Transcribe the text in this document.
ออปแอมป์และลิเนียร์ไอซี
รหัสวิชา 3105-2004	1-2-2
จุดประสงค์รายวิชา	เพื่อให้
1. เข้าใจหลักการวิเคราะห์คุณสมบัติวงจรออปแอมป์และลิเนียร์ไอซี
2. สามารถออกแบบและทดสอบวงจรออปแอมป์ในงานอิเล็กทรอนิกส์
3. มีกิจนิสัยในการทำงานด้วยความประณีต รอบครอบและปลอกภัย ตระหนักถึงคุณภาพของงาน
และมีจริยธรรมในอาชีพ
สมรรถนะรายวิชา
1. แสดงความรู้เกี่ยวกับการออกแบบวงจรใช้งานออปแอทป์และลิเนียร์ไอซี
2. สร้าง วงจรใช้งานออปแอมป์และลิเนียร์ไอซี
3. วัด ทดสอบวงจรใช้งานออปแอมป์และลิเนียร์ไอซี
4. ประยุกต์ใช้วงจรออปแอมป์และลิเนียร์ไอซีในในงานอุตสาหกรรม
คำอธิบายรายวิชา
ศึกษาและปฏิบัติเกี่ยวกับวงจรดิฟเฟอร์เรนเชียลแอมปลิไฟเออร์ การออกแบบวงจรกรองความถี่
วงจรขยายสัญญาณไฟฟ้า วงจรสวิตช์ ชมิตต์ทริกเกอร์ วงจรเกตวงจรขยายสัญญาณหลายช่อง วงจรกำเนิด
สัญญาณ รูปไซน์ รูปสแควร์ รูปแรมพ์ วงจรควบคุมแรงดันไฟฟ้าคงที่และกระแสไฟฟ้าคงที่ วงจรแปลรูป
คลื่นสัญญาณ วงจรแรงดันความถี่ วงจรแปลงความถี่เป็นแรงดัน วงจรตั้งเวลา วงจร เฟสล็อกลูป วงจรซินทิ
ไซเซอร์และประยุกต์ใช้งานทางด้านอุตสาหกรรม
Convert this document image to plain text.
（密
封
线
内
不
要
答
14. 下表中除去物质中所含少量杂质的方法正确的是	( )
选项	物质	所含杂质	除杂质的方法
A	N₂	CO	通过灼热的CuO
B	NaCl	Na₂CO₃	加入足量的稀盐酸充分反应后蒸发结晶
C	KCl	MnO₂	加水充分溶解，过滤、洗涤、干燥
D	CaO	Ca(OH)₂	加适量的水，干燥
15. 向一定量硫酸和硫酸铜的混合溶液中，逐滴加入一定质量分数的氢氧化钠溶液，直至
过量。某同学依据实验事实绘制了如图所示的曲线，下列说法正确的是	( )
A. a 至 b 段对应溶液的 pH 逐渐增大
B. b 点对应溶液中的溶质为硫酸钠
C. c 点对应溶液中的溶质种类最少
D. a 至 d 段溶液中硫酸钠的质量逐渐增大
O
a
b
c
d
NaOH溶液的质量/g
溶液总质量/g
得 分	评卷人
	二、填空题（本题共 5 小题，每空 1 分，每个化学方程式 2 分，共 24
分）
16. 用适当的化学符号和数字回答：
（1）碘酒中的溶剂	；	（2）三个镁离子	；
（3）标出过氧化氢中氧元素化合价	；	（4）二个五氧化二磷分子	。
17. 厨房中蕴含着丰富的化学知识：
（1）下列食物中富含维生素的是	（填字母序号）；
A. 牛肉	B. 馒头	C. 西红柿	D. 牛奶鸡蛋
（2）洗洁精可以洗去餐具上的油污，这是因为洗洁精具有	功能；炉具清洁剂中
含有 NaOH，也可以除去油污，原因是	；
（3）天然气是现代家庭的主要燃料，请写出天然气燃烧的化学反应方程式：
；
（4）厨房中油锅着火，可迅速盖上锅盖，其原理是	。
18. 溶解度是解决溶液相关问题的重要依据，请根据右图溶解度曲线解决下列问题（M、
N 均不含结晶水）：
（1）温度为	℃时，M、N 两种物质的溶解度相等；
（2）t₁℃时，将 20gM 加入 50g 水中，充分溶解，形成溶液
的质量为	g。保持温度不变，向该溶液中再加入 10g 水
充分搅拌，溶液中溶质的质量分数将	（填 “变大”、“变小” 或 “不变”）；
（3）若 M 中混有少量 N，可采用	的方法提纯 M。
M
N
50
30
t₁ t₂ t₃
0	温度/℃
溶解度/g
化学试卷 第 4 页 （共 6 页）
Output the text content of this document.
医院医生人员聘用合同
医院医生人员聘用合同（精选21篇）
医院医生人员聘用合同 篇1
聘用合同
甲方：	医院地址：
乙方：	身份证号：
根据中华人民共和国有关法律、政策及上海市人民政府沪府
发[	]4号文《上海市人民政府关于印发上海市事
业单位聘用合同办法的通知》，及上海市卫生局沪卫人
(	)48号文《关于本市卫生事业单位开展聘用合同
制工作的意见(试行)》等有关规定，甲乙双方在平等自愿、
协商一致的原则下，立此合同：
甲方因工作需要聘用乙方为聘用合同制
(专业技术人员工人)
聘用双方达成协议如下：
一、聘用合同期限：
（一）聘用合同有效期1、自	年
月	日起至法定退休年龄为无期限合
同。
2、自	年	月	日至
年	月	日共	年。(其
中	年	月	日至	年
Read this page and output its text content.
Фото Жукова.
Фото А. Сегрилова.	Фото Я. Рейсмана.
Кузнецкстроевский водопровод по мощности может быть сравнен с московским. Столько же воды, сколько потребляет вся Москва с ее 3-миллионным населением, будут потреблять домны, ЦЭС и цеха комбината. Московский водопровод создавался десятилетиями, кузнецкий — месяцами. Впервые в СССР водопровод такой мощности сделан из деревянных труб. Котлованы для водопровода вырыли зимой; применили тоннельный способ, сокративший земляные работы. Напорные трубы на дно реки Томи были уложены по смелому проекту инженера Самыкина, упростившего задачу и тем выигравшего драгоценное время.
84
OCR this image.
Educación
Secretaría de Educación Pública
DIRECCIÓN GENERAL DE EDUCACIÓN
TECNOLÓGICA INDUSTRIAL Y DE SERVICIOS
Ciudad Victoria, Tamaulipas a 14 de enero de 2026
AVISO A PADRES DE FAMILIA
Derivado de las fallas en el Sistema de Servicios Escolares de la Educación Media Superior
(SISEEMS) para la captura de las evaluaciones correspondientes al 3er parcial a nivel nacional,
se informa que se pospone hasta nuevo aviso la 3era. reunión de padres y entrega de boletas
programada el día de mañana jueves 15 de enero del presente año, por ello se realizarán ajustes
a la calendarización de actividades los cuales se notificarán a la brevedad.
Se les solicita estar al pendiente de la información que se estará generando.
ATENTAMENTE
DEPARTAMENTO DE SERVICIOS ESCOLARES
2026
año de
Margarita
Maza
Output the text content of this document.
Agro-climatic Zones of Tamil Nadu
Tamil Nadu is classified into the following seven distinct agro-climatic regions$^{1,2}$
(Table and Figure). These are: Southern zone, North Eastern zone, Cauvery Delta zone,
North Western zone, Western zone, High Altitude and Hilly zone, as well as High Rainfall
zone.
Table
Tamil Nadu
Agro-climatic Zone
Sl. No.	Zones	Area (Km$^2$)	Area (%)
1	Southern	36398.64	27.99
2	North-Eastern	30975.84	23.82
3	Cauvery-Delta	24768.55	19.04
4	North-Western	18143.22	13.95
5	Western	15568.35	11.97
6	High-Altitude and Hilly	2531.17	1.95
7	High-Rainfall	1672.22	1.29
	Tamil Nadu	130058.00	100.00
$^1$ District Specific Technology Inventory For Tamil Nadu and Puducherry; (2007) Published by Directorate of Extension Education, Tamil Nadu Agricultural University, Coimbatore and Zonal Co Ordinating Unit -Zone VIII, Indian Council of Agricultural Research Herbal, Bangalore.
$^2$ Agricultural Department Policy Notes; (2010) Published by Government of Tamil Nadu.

★ ★ ★ ★ ★

Direction
Show each line holding the word "North".

Solved problem
(Table and Figure). These are: Southern zone, North Eastern zone, Cauvery Delta zone,
North Western zone, Western zone, High Altitude and Hilly zone, as well as High Rainfall
2	North-Eastern	30975.84	23.82
4	North-Western	18143.22	13.95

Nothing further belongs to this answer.